* Instructions to follow: Select each line where the word "heading" appears.

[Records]
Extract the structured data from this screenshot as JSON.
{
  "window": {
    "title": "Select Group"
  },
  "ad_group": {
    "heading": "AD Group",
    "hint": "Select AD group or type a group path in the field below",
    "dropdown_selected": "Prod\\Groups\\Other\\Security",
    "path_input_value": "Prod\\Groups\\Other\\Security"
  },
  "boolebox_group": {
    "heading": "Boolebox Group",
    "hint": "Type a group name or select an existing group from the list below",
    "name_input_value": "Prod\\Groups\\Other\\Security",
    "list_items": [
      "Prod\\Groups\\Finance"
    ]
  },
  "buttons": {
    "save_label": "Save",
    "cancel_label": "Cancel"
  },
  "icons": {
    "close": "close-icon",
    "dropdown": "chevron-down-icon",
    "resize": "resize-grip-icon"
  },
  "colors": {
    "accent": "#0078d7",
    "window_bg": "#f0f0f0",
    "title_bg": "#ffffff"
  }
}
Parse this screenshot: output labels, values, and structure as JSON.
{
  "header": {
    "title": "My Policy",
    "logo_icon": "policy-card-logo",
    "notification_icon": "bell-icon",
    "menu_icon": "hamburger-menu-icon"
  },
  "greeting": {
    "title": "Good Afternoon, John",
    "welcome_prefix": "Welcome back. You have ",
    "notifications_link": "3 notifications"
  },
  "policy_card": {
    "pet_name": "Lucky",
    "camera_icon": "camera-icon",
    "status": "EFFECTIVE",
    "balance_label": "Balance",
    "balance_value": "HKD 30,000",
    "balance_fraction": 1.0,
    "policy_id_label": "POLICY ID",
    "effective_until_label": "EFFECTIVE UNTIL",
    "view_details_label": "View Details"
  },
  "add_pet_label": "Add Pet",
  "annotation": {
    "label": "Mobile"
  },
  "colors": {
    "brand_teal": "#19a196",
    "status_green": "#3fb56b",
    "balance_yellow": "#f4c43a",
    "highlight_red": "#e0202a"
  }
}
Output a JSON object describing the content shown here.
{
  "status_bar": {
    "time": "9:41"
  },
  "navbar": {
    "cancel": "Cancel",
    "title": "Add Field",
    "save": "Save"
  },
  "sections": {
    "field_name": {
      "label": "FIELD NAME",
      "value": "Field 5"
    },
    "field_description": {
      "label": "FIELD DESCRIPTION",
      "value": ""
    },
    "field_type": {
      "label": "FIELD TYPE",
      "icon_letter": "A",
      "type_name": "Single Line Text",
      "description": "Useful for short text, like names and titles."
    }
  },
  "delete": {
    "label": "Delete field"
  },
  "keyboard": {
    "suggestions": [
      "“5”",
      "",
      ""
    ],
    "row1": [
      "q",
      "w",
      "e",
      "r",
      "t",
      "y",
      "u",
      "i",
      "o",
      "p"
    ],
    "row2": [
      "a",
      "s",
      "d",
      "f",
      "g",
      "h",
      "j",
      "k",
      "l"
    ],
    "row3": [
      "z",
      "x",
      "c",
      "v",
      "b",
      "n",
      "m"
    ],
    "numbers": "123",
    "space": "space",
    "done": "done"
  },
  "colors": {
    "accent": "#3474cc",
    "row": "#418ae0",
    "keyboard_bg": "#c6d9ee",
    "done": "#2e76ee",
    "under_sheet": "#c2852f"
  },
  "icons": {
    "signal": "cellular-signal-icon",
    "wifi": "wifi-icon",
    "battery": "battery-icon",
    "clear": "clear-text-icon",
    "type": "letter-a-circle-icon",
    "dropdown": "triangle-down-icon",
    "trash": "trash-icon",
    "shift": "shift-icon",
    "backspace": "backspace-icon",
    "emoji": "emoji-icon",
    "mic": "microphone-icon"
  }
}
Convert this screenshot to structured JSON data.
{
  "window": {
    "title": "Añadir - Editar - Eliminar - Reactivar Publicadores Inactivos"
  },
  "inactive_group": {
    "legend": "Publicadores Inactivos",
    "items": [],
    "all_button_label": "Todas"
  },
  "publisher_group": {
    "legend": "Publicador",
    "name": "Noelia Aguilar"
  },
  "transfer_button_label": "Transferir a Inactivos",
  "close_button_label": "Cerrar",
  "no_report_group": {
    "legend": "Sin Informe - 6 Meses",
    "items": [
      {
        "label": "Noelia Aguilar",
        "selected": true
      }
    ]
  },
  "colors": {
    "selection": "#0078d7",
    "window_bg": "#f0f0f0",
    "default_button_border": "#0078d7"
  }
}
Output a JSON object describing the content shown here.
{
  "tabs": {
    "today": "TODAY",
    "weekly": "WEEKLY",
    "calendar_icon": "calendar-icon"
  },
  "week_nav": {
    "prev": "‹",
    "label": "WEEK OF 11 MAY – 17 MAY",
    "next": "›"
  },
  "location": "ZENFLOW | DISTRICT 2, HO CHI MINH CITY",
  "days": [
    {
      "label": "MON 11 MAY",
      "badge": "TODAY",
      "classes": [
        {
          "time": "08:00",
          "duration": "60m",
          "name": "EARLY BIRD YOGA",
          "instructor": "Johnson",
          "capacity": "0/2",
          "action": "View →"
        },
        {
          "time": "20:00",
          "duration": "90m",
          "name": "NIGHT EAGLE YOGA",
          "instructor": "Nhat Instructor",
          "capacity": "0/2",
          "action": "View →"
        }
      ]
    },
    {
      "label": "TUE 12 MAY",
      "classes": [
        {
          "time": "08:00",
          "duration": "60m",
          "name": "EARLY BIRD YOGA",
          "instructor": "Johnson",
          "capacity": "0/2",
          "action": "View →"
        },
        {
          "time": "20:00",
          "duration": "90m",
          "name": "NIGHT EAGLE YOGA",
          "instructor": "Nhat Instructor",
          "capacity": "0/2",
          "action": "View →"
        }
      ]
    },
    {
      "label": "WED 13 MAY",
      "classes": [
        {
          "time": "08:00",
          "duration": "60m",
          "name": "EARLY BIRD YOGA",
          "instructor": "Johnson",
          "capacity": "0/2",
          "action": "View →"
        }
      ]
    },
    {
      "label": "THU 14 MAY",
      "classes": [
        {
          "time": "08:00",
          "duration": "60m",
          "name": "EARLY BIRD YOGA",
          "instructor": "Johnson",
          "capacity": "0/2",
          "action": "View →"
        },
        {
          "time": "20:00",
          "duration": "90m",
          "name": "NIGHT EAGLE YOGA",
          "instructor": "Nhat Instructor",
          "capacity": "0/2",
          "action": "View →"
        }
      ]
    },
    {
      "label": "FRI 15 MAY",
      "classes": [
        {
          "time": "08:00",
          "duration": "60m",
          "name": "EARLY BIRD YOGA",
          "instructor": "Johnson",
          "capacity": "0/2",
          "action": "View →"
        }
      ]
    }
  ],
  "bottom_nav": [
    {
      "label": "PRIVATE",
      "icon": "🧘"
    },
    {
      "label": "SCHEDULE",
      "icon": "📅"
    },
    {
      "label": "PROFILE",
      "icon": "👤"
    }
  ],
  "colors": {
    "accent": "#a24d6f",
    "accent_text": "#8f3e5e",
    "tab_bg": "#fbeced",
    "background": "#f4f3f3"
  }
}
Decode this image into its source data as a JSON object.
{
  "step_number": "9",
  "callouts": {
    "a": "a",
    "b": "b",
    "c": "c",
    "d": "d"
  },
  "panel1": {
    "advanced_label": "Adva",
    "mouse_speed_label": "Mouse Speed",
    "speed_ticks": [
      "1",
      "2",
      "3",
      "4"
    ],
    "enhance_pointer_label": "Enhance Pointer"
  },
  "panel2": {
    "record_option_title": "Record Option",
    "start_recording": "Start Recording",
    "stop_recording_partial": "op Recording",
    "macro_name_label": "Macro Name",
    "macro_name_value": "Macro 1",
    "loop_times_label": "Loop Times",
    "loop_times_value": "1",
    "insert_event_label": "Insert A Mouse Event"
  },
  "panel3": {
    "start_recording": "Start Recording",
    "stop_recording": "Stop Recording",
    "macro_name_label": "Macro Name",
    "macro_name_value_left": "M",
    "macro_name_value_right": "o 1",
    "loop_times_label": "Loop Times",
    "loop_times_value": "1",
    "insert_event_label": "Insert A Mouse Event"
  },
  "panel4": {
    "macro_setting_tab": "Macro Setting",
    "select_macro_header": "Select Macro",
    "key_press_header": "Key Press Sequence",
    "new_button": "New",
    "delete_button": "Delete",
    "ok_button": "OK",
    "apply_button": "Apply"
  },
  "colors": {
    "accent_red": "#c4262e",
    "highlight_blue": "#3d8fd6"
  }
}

* Finished answer:
    "heading": "AD Group",
    "heading": "Boolebox Group",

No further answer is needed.